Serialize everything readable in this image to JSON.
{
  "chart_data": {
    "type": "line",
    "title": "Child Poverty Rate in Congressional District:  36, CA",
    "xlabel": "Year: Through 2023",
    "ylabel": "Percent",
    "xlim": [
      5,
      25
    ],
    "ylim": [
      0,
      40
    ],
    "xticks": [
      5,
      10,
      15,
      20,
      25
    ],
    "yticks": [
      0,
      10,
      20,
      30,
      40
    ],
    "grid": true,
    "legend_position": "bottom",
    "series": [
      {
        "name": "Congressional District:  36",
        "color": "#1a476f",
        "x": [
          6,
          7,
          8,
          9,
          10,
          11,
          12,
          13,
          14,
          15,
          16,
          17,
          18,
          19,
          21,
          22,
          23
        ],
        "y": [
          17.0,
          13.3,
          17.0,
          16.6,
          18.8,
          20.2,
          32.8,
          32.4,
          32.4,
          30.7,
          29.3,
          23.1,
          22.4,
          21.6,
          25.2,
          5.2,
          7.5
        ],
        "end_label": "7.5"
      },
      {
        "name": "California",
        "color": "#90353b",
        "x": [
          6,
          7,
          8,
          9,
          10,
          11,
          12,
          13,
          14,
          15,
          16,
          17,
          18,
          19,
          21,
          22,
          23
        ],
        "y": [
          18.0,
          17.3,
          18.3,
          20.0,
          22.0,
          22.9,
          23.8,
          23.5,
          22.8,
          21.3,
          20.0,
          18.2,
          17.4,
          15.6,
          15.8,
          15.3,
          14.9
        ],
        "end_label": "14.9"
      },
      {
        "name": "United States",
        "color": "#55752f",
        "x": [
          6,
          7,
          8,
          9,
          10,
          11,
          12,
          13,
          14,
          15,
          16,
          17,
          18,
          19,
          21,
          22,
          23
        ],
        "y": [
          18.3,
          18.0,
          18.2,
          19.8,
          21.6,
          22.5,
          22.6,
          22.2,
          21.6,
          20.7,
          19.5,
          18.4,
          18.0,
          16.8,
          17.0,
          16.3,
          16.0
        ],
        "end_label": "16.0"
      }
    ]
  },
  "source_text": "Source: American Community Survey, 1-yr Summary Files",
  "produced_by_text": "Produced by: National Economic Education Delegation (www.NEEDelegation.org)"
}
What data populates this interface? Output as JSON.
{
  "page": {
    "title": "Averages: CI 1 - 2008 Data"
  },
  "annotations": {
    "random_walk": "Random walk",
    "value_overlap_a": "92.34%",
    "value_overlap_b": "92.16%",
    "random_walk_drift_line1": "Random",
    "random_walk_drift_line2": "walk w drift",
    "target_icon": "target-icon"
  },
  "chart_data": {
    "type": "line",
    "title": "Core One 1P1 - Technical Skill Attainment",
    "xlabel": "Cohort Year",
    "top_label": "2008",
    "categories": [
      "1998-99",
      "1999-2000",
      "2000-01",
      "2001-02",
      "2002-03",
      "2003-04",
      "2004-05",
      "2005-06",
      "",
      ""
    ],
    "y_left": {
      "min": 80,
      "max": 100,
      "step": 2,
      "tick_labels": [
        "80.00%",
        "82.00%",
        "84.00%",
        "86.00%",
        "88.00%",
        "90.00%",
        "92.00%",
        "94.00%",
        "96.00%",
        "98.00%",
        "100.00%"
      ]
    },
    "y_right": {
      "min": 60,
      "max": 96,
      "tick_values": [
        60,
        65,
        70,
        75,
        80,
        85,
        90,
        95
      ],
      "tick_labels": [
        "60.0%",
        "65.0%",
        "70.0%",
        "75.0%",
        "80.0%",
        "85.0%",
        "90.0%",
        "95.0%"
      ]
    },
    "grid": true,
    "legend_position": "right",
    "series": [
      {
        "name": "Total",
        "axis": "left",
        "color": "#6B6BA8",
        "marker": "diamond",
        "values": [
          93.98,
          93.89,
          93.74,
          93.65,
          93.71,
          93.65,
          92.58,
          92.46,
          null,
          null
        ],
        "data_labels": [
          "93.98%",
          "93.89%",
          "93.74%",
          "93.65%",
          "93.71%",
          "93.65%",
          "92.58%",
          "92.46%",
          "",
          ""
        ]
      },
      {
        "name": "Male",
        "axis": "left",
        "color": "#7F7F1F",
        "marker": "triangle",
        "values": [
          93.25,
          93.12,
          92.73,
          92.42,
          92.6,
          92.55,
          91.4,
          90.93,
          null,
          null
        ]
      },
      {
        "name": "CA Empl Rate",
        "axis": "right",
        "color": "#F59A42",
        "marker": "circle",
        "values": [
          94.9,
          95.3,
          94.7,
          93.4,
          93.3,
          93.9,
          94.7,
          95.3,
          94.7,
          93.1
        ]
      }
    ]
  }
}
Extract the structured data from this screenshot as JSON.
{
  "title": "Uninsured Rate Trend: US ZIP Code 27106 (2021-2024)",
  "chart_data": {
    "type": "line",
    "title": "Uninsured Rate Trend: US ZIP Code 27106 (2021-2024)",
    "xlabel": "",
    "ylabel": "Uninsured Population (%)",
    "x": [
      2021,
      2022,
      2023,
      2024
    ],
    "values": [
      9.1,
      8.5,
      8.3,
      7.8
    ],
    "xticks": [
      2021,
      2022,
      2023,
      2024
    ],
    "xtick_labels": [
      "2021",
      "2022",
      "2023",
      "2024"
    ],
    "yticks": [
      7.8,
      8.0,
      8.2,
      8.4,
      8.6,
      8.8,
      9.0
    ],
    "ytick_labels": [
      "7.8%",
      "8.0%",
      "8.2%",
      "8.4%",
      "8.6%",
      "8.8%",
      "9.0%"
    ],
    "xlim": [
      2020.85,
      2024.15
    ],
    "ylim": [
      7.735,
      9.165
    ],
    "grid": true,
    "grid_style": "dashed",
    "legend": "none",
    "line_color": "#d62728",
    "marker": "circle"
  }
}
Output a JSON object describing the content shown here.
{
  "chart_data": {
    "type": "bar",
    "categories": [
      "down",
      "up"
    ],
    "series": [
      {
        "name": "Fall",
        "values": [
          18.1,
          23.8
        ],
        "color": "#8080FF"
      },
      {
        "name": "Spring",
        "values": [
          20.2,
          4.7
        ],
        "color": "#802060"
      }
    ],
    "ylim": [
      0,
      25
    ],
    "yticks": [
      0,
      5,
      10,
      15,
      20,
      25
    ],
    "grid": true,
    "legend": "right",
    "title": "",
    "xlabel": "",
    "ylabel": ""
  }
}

*Goal*.
Exactly reproduce every line of the records.

*Response*.
Serialize everything readable in this image to JSON.
{
  "chart_data": {
    "type": "line",
    "title": "Child Poverty Rate in Congressional District:  36, CA",
    "xlabel": "Year: Through 2023",
    "ylabel": "Percent",
    "xlim": [
      5,
      25
    ],
    "ylim": [
      0,
      40
    ],
    "xticks": [
      5,
      10,
      15,
      20,
      25
    ],
    "yticks": [
      0,
      10,
      20,
      30,
      40
    ],
    "grid": true,
    "legend_position": "bottom",
    "series": [
      {
        "name": "Congressional District:  36",
        "color": "#1a476f",
        "x": [
          6,
          7,
          8,
          9,
          10,
          11,
          12,
          13,
          14,
          15,
          16,
          17,
          18,
          19,
          21,
          22,
          23
        ],
        "y": [
          17.0,
          13.3,
          17.0,
          16.6,
          18.8,
          20.2,
          32.8,
          32.4,
          32.4,
          30.7,
          29.3,
          23.1,
          22.4,
          21.6,
          25.2,
          5.2,
          7.5
        ],
        "end_label": "7.5"
      },
      {
        "name": "California",
        "color": "#90353b",
        "x": [
          6,
          7,
          8,
          9,
          10,
          11,
          12,
          13,
          14,
          15,
          16,
          17,
          18,
          19,
          21,
          22,
          23
        ],
        "y": [
          18.0,
          17.3,
          18.3,
          20.0,
          22.0,
          22.9,
          23.8,
          23.5,
          22.8,
          21.3,
          20.0,
          18.2,
          17.4,
          15.6,
          15.8,
          15.3,
          14.9
        ],
        "end_label": "14.9"
      },
      {
        "name": "United States",
        "color": "#55752f",
        "x": [
          6,
          7,
          8,
          9,
          10,
          11,
          12,
          13,
          14,
          15,
          16,
          17,
          18,
          19,
          21,
          22,
          23
        ],
        "y": [
          18.3,
          18.0,
          18.2,
          19.8,
          21.6,
          22.5,
          22.6,
          22.2,
          21.6,
          20.7,
          19.5,
          18.4,
          18.0,
          16.8,
          17.0,
          16.3,
          16.0
        ],
        "end_label": "16.0"
      }
    ]
  },
  "source_text": "Source: American Community Survey, 1-yr Summary Files",
  "produced_by_text": "Produced by: National Economic Education Delegation (www.NEEDelegation.org)"
}
What data populates this interface? Output as JSON.
{
  "page": {
    "title": "Averages: CI 1 - 2008 Data"
  },
  "annotations": {
    "random_walk": "Random walk",
    "value_overlap_a": "92.34%",
    "value_overlap_b": "92.16%",
    "random_walk_drift_line1": "Random",
    "random_walk_drift_line2": "walk w drift",
    "target_icon": "target-icon"
  },
  "chart_data": {
    "type": "line",
    "title": "Core One 1P1 - Technical Skill Attainment",
    "xlabel": "Cohort Year",
    "top_label": "2008",
    "categories": [
      "1998-99",
      "1999-2000",
      "2000-01",
      "2001-02",
      "2002-03",
      "2003-04",
      "2004-05",
      "2005-06",
      "",
      ""
    ],
    "y_left": {
      "min": 80,
      "max": 100,
      "step": 2,
      "tick_labels": [
        "80.00%",
        "82.00%",
        "84.00%",
        "86.00%",
        "88.00%",
        "90.00%",
        "92.00%",
        "94.00%",
        "96.00%",
        "98.00%",
        "100.00%"
      ]
    },
    "y_right": {
      "min": 60,
      "max": 96,
      "tick_values": [
        60,
        65,
        70,
        75,
        80,
        85,
        90,
        95
      ],
      "tick_labels": [
        "60.0%",
        "65.0%",
        "70.0%",
        "75.0%",
        "80.0%",
        "85.0%",
        "90.0%",
        "95.0%"
      ]
    },
    "grid": true,
    "legend_position": "right",
    "series": [
      {
        "name": "Total",
        "axis": "left",
        "color": "#6B6BA8",
        "marker": "diamond",
        "values": [
          93.98,
          93.89,
          93.74,
          93.65,
          93.71,
          93.65,
          92.58,
          92.46,
          null,
          null
        ],
        "data_labels": [
          "93.98%",
          "93.89%",
          "93.74%",
          "93.65%",
          "93.71%",
          "93.65%",
          "92.58%",
          "92.46%",
          "",
          ""
        ]
      },
      {
        "name": "Male",
        "axis": "left",
        "color": "#7F7F1F",
        "marker": "triangle",
        "values": [
          93.25,
          93.12,
          92.73,
          92.42,
          92.6,
          92.55,
          91.4,
          90.93,
          null,
          null
        ]
      },
      {
        "name": "CA Empl Rate",
        "axis": "right",
        "color": "#F59A42",
        "marker": "circle",
        "values": [
          94.9,
          95.3,
          94.7,
          93.4,
          93.3,
          93.9,
          94.7,
          95.3,
          94.7,
          93.1
        ]
      }
    ]
  }
}
Extract the structured data from this screenshot as JSON.
{
  "title": "Uninsured Rate Trend: US ZIP Code 27106 (2021-2024)",
  "chart_data": {
    "type": "line",
    "title": "Uninsured Rate Trend: US ZIP Code 27106 (2021-2024)",
    "xlabel": "",
    "ylabel": "Uninsured Population (%)",
    "x": [
      2021,
      2022,
      2023,
      2024
    ],
    "values": [
      9.1,
      8.5,
      8.3,
      7.8
    ],
    "xticks": [
      2021,
      2022,
      2023,
      2024
    ],
    "xtick_labels": [
      "2021",
      "2022",
      "2023",
      "2024"
    ],
    "yticks": [
      7.8,
      8.0,
      8.2,
      8.4,
      8.6,
      8.8,
      9.0
    ],
    "ytick_labels": [
      "7.8%",
      "8.0%",
      "8.2%",
      "8.4%",
      "8.6%",
      "8.8%",
      "9.0%"
    ],
    "xlim": [
      2020.85,
      2024.15
    ],
    "ylim": [
      7.735,
      9.165
    ],
    "grid": true,
    "grid_style": "dashed",
    "legend": "none",
    "line_color": "#d62728",
    "marker": "circle"
  }
}
Output a JSON object describing the content shown here.
{
  "chart_data": {
    "type": "bar",
    "categories": [
      "down",
      "up"
    ],
    "series": [
      {
        "name": "Fall",
        "values": [
          18.1,
          23.8
        ],
        "color": "#8080FF"
      },
      {
        "name": "Spring",
        "values": [
          20.2,
          4.7
        ],
        "color": "#802060"
      }
    ],
    "ylim": [
      0,
      25
    ],
    "yticks": [
      0,
      5,
      10,
      15,
      20,
      25
    ],
    "grid": true,
    "legend": "right",
    "title": "",
    "xlabel": "",
    "ylabel": ""
  }
}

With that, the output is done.